• Required task: Transcribe each line of the material as it is, and drop any picture.

***** Material for this task *****

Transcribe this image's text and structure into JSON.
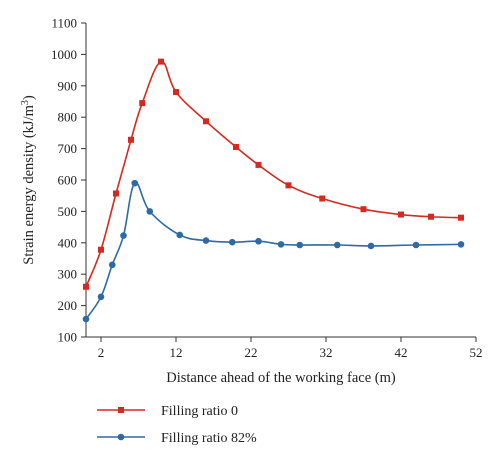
{
  "chart_data": {
    "type": "line",
    "xlabel": "Distance ahead of the working face (m)",
    "ylabel": "Strain energy density (kJ/m³)",
    "ylabel_parts": [
      "Strain energy density (kJ/m",
      "3",
      ")"
    ],
    "xlim": [
      0,
      52
    ],
    "ylim": [
      100,
      1100
    ],
    "xticks": [
      2,
      12,
      22,
      32,
      42,
      52
    ],
    "yticks": [
      100,
      200,
      300,
      400,
      500,
      600,
      700,
      800,
      900,
      1000,
      1100
    ],
    "grid": false,
    "legend_position": "bottom-left",
    "series": [
      {
        "name": "Filling ratio 0",
        "color": "#d42a20",
        "marker": "square",
        "x": [
          0,
          2,
          4,
          6,
          7.5,
          10,
          12,
          16,
          20,
          23,
          27,
          31.5,
          37,
          42,
          46,
          50
        ],
        "y": [
          260,
          378,
          557,
          728,
          845,
          977,
          880,
          787,
          705,
          648,
          583,
          541,
          507,
          490,
          483,
          480
        ]
      },
      {
        "name": "Filling ratio 82%",
        "color": "#2d6aa6",
        "marker": "circle",
        "x": [
          0,
          2,
          3.5,
          5,
          6.5,
          8.5,
          12.5,
          16,
          19.5,
          23,
          26,
          28.5,
          33.5,
          38,
          44,
          50
        ],
        "y": [
          157,
          228,
          330,
          423,
          590,
          500,
          425,
          407,
          402,
          405,
          395,
          393,
          393,
          390,
          393,
          395
        ]
      }
    ]
  }
}
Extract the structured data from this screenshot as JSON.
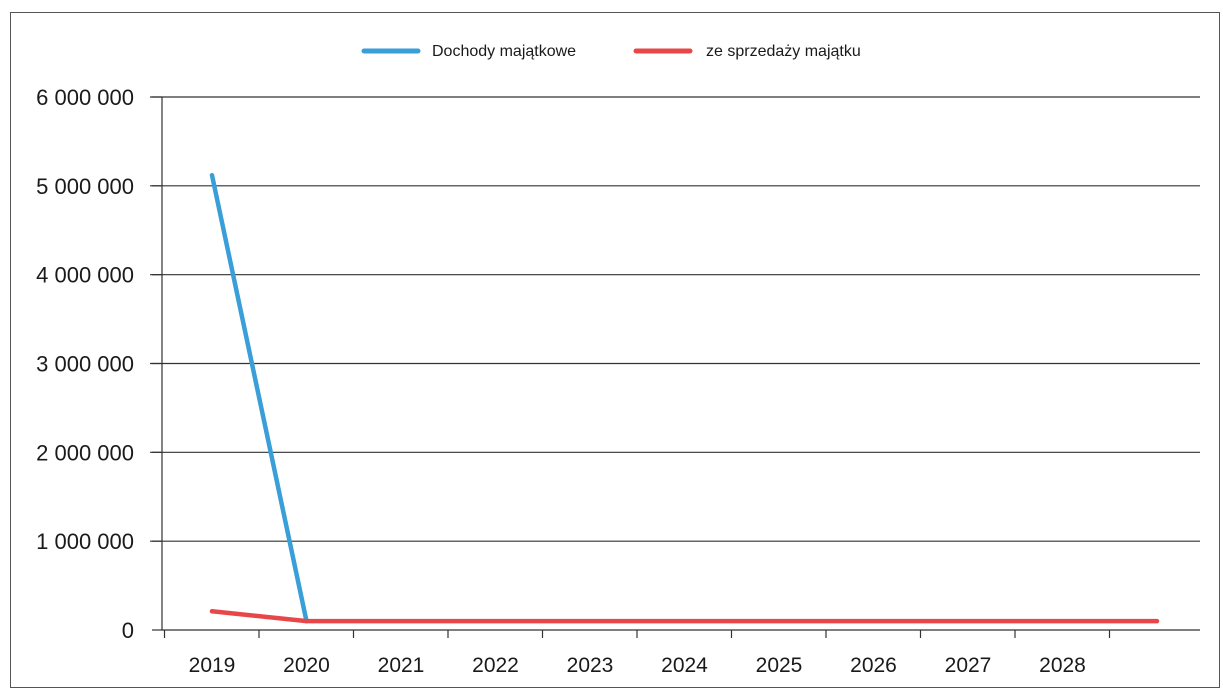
{
  "chart_data": {
    "type": "line",
    "title": "",
    "xlabel": "",
    "ylabel": "",
    "categories": [
      "2019",
      "2020",
      "2021",
      "2022",
      "2023",
      "2024",
      "2025",
      "2026",
      "2027",
      "2028"
    ],
    "series": [
      {
        "name": "Dochody majątkowe",
        "color": "#3a9fd8",
        "values": [
          5120000,
          100000,
          null,
          null,
          null,
          null,
          null,
          null,
          null,
          null
        ]
      },
      {
        "name": "ze sprzedaży majątku",
        "color": "#e8474a",
        "values": [
          210000,
          100000,
          100000,
          100000,
          100000,
          100000,
          100000,
          100000,
          100000,
          100000
        ]
      }
    ],
    "ylim": [
      0,
      6000000
    ],
    "yticks": [
      {
        "value": 0,
        "label": "0"
      },
      {
        "value": 1000000,
        "label": "1 000 000"
      },
      {
        "value": 2000000,
        "label": "2 000 000"
      },
      {
        "value": 3000000,
        "label": "3 000 000"
      },
      {
        "value": 4000000,
        "label": "4 000 000"
      },
      {
        "value": 5000000,
        "label": "5 000 000"
      },
      {
        "value": 6000000,
        "label": "6 000 000"
      }
    ],
    "grid": true,
    "legend_position": "top-center"
  }
}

*****

• Exercise output:
Transcribe this image's text and structure into JSON.
{
  "chart_data": {
    "type": "line",
    "xlabel": "Distance ahead of the working face (m)",
    "ylabel": "Strain energy density (kJ/m³)",
    "ylabel_parts": [
      "Strain energy density (kJ/m",
      "3",
      ")"
    ],
    "xlim": [
      0,
      52
    ],
    "ylim": [
      100,
      1100
    ],
    "xticks": [
      2,
      12,
      22,
      32,
      42,
      52
    ],
    "yticks": [
      100,
      200,
      300,
      400,
      500,
      600,
      700,
      800,
      900,
      1000,
      1100
    ],
    "grid": false,
    "legend_position": "bottom-left",
    "series": [
      {
        "name": "Filling ratio 0",
        "color": "#d42a20",
        "marker": "square",
        "x": [
          0,
          2,
          4,
          6,
          7.5,
          10,
          12,
          16,
          20,
          23,
          27,
          31.5,
          37,
          42,
          46,
          50
        ],
        "y": [
          260,
          378,
          557,
          728,
          845,
          977,
          880,
          787,
          705,
          648,
          583,
          541,
          507,
          490,
          483,
          480
        ]
      },
      {
        "name": "Filling ratio 82%",
        "color": "#2d6aa6",
        "marker": "circle",
        "x": [
          0,
          2,
          3.5,
          5,
          6.5,
          8.5,
          12.5,
          16,
          19.5,
          23,
          26,
          28.5,
          33.5,
          38,
          44,
          50
        ],
        "y": [
          157,
          228,
          330,
          423,
          590,
          500,
          425,
          407,
          402,
          405,
          395,
          393,
          393,
          390,
          393,
          395
        ]
      }
    ]
  }
}
Extract the structured data from this screenshot as JSON.
{
  "chart_data": {
    "type": "line",
    "title": "",
    "xlabel": "",
    "ylabel": "",
    "categories": [
      "2019",
      "2020",
      "2021",
      "2022",
      "2023",
      "2024",
      "2025",
      "2026",
      "2027",
      "2028"
    ],
    "series": [
      {
        "name": "Dochody majątkowe",
        "color": "#3a9fd8",
        "values": [
          5120000,
          100000,
          null,
          null,
          null,
          null,
          null,
          null,
          null,
          null
        ]
      },
      {
        "name": "ze sprzedaży majątku",
        "color": "#e8474a",
        "values": [
          210000,
          100000,
          100000,
          100000,
          100000,
          100000,
          100000,
          100000,
          100000,
          100000
        ]
      }
    ],
    "ylim": [
      0,
      6000000
    ],
    "yticks": [
      {
        "value": 0,
        "label": "0"
      },
      {
        "value": 1000000,
        "label": "1 000 000"
      },
      {
        "value": 2000000,
        "label": "2 000 000"
      },
      {
        "value": 3000000,
        "label": "3 000 000"
      },
      {
        "value": 4000000,
        "label": "4 000 000"
      },
      {
        "value": 5000000,
        "label": "5 000 000"
      },
      {
        "value": 6000000,
        "label": "6 000 000"
      }
    ],
    "grid": true,
    "legend_position": "top-center"
  }
}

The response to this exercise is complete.